- **Requirements**: Exclude the pictures, then copy all remaining records exactly.

[Dataset records]

"""

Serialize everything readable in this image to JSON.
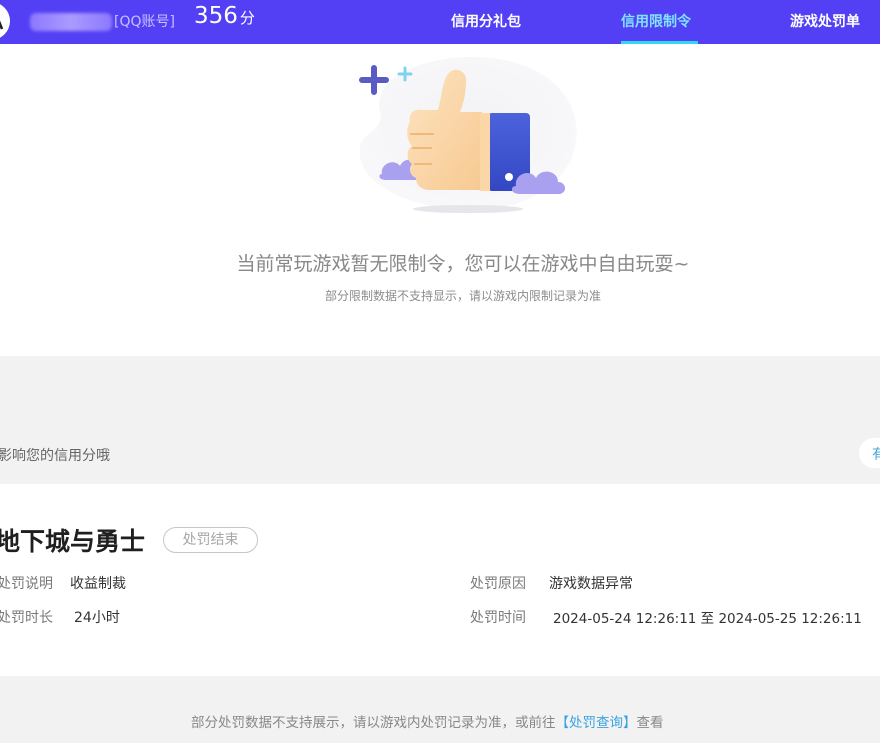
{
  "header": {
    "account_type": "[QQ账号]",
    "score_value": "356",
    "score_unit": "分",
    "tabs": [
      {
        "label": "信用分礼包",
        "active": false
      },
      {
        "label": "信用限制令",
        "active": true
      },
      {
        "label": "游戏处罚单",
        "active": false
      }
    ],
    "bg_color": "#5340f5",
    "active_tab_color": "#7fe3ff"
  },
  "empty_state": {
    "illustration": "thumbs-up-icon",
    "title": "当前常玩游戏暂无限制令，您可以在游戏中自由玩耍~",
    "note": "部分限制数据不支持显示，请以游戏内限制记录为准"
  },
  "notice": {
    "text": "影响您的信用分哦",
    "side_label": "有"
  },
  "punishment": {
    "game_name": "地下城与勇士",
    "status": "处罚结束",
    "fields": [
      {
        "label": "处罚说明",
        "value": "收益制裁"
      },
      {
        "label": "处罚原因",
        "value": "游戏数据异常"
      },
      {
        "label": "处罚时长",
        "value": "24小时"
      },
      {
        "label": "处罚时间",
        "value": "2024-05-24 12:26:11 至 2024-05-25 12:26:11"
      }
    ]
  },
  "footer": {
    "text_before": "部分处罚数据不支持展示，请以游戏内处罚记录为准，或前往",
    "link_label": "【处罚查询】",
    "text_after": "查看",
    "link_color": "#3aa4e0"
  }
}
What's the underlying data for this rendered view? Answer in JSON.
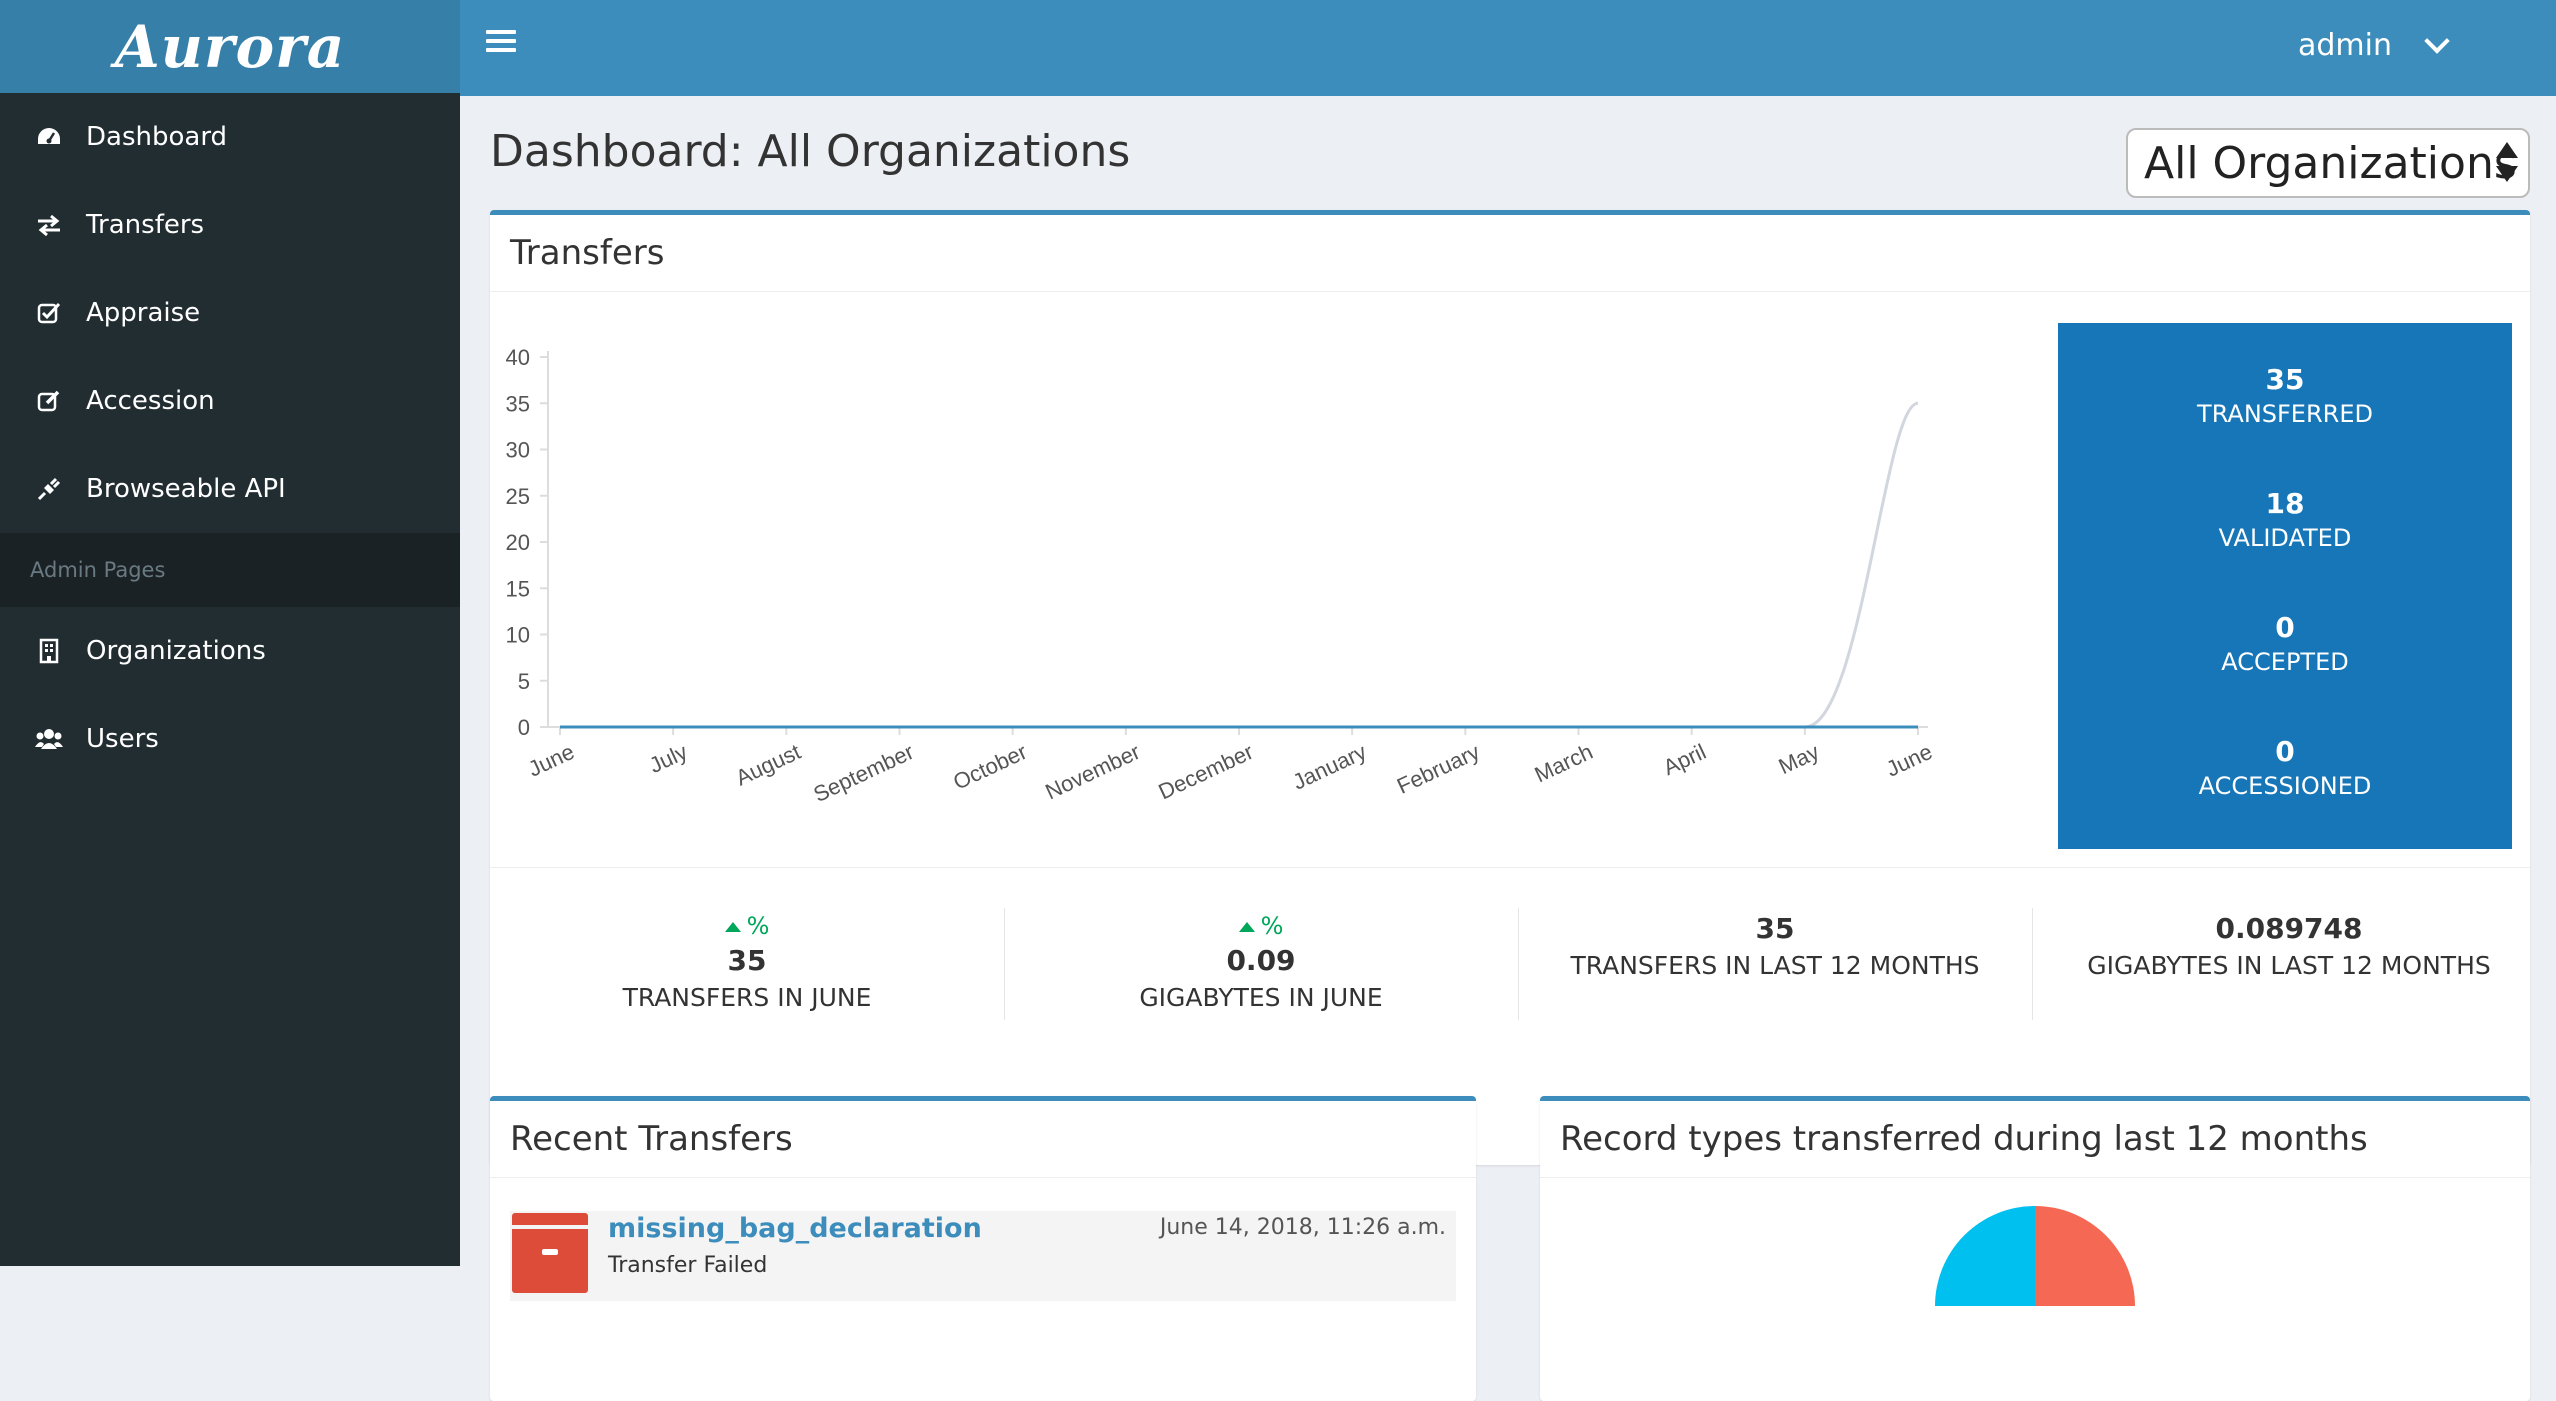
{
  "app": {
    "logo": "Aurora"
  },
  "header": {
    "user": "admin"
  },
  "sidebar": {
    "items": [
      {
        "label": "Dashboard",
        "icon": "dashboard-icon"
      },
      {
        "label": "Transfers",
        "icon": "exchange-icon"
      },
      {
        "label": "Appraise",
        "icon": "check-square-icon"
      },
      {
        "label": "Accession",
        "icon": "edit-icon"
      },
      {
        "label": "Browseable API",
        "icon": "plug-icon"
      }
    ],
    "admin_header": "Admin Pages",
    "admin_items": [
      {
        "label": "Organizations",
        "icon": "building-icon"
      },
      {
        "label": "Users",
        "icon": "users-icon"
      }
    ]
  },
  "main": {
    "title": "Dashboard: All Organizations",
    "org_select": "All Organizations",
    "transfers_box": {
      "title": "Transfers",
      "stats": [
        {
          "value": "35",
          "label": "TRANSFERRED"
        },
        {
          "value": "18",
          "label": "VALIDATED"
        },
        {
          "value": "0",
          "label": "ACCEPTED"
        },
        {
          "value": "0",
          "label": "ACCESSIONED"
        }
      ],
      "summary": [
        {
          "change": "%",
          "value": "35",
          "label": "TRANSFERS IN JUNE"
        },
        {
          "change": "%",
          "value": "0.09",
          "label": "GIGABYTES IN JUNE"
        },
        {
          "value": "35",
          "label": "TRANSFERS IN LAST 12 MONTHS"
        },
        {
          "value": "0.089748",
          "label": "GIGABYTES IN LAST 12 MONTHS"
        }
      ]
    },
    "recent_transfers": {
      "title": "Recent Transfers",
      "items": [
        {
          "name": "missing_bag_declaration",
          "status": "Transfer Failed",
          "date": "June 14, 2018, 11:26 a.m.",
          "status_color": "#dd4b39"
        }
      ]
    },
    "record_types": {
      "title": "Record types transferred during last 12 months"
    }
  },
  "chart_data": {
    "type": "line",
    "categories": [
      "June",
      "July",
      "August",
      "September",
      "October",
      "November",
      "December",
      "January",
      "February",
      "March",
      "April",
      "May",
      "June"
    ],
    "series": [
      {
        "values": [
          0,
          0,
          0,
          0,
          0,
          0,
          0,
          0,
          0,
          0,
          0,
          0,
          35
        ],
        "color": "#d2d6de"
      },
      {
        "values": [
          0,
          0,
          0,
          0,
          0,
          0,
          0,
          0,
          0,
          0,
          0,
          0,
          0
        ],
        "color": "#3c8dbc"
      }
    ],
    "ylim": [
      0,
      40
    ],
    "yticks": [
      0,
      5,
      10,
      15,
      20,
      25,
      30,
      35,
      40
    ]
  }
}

"""

- **Written answer**:
Serialize everything readable in this image to JSON.
{
  "header": {
    "account_type": "[QQ账号]",
    "score_value": "356",
    "score_unit": "分",
    "tabs": [
      {
        "label": "信用分礼包",
        "active": false
      },
      {
        "label": "信用限制令",
        "active": true
      },
      {
        "label": "游戏处罚单",
        "active": false
      }
    ],
    "bg_color": "#5340f5",
    "active_tab_color": "#7fe3ff"
  },
  "empty_state": {
    "illustration": "thumbs-up-icon",
    "title": "当前常玩游戏暂无限制令，您可以在游戏中自由玩耍~",
    "note": "部分限制数据不支持显示，请以游戏内限制记录为准"
  },
  "notice": {
    "text": "影响您的信用分哦",
    "side_label": "有"
  },
  "punishment": {
    "game_name": "地下城与勇士",
    "status": "处罚结束",
    "fields": [
      {
        "label": "处罚说明",
        "value": "收益制裁"
      },
      {
        "label": "处罚原因",
        "value": "游戏数据异常"
      },
      {
        "label": "处罚时长",
        "value": "24小时"
      },
      {
        "label": "处罚时间",
        "value": "2024-05-24 12:26:11 至 2024-05-25 12:26:11"
      }
    ]
  },
  "footer": {
    "text_before": "部分处罚数据不支持展示，请以游戏内处罚记录为准，或前往",
    "link_label": "【处罚查询】",
    "text_after": "查看",
    "link_color": "#3aa4e0"
  }
}
What's the underlying data for this rendered view? Answer in JSON.
{
  "app": {
    "logo": "Aurora"
  },
  "header": {
    "user": "admin"
  },
  "sidebar": {
    "items": [
      {
        "label": "Dashboard",
        "icon": "dashboard-icon"
      },
      {
        "label": "Transfers",
        "icon": "exchange-icon"
      },
      {
        "label": "Appraise",
        "icon": "check-square-icon"
      },
      {
        "label": "Accession",
        "icon": "edit-icon"
      },
      {
        "label": "Browseable API",
        "icon": "plug-icon"
      }
    ],
    "admin_header": "Admin Pages",
    "admin_items": [
      {
        "label": "Organizations",
        "icon": "building-icon"
      },
      {
        "label": "Users",
        "icon": "users-icon"
      }
    ]
  },
  "main": {
    "title": "Dashboard: All Organizations",
    "org_select": "All Organizations",
    "transfers_box": {
      "title": "Transfers",
      "stats": [
        {
          "value": "35",
          "label": "TRANSFERRED"
        },
        {
          "value": "18",
          "label": "VALIDATED"
        },
        {
          "value": "0",
          "label": "ACCEPTED"
        },
        {
          "value": "0",
          "label": "ACCESSIONED"
        }
      ],
      "summary": [
        {
          "change": "%",
          "value": "35",
          "label": "TRANSFERS IN JUNE"
        },
        {
          "change": "%",
          "value": "0.09",
          "label": "GIGABYTES IN JUNE"
        },
        {
          "value": "35",
          "label": "TRANSFERS IN LAST 12 MONTHS"
        },
        {
          "value": "0.089748",
          "label": "GIGABYTES IN LAST 12 MONTHS"
        }
      ]
    },
    "recent_transfers": {
      "title": "Recent Transfers",
      "items": [
        {
          "name": "missing_bag_declaration",
          "status": "Transfer Failed",
          "date": "June 14, 2018, 11:26 a.m.",
          "status_color": "#dd4b39"
        }
      ]
    },
    "record_types": {
      "title": "Record types transferred during last 12 months"
    }
  },
  "chart_data": {
    "type": "line",
    "categories": [
      "June",
      "July",
      "August",
      "September",
      "October",
      "November",
      "December",
      "January",
      "February",
      "March",
      "April",
      "May",
      "June"
    ],
    "series": [
      {
        "values": [
          0,
          0,
          0,
          0,
          0,
          0,
          0,
          0,
          0,
          0,
          0,
          0,
          35
        ],
        "color": "#d2d6de"
      },
      {
        "values": [
          0,
          0,
          0,
          0,
          0,
          0,
          0,
          0,
          0,
          0,
          0,
          0,
          0
        ],
        "color": "#3c8dbc"
      }
    ],
    "ylim": [
      0,
      40
    ],
    "yticks": [
      0,
      5,
      10,
      15,
      20,
      25,
      30,
      35,
      40
    ]
  }
}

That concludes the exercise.